**TASK TO COMPLETE**
Pull out every line below that contains the word "concentration".

**PROVIDED DATA**
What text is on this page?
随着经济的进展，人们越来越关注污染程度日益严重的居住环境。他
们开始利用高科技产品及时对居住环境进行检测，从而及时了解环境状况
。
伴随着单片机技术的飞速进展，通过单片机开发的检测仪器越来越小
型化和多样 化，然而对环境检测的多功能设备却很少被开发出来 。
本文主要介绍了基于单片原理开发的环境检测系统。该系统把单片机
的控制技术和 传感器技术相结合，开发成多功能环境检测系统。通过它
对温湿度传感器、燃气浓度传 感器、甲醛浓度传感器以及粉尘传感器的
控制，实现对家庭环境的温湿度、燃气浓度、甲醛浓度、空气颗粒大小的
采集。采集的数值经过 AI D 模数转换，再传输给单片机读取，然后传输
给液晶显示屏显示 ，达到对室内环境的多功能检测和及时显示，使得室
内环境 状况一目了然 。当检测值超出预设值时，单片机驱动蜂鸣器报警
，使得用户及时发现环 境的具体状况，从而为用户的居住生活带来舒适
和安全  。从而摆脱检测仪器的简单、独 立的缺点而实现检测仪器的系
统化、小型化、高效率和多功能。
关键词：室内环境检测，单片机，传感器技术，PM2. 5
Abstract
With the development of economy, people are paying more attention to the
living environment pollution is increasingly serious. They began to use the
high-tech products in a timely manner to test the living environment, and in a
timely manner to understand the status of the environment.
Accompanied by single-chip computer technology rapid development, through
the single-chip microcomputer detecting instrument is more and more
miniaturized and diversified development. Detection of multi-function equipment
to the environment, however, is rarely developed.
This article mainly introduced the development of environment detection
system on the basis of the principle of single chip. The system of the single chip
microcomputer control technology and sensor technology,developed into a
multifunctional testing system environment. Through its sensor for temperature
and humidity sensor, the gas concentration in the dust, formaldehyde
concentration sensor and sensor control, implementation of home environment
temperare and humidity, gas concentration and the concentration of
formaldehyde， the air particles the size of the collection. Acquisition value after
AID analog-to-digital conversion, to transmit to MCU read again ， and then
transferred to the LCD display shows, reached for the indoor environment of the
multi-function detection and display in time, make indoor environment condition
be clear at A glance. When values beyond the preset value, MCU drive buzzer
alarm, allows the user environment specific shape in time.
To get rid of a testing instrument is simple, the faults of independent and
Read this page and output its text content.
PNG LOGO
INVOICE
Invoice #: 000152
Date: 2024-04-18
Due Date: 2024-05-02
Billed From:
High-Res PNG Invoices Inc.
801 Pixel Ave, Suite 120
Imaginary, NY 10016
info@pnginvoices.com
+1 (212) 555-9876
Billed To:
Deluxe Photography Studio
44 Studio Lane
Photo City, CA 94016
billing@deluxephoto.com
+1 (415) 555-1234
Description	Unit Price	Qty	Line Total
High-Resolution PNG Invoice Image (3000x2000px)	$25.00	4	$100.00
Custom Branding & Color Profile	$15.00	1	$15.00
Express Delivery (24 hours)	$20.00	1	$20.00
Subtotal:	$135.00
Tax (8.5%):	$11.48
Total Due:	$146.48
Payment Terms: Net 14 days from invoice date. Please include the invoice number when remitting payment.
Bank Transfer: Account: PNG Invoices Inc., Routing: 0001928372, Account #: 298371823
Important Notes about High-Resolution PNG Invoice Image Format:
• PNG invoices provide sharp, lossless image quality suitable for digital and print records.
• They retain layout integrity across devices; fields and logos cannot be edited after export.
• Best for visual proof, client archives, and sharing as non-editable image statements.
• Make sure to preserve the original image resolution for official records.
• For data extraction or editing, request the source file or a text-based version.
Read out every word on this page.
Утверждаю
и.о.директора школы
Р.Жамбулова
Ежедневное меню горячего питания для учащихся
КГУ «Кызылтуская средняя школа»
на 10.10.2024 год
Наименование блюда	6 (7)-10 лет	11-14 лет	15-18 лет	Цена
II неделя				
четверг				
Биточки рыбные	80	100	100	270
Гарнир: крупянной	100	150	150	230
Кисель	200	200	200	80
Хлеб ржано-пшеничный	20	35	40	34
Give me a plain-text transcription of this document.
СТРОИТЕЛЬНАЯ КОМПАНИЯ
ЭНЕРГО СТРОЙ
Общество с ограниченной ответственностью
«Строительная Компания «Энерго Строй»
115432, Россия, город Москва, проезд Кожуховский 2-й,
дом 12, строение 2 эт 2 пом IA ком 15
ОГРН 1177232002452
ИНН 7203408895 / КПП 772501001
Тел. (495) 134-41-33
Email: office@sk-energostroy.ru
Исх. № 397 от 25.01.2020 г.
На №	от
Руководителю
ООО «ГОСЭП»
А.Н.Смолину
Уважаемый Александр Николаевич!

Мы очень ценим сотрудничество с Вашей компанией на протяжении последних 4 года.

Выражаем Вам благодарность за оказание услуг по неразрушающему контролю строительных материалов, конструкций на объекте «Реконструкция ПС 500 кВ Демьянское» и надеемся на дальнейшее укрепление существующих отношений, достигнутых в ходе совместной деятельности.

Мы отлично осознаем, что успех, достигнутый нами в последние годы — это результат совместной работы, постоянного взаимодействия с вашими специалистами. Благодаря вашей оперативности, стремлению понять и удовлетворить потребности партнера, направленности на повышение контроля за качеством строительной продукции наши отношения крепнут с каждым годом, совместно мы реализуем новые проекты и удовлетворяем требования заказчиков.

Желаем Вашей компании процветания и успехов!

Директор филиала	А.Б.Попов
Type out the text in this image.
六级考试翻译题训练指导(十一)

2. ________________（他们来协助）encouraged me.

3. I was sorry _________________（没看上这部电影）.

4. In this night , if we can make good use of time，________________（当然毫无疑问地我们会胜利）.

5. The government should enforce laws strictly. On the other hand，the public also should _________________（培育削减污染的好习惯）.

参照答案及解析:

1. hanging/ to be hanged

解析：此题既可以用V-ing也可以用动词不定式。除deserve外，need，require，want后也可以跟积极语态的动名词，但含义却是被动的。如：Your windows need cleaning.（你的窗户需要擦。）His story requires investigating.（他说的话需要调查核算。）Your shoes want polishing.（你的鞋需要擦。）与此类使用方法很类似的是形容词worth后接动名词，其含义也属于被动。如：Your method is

**WRITTEN ANSWER**
and humidity sensor, the gas concentration in the dust, formaldehyde
concentration sensor and sensor control, implementation of home environment
temperare and humidity, gas concentration and the concentration of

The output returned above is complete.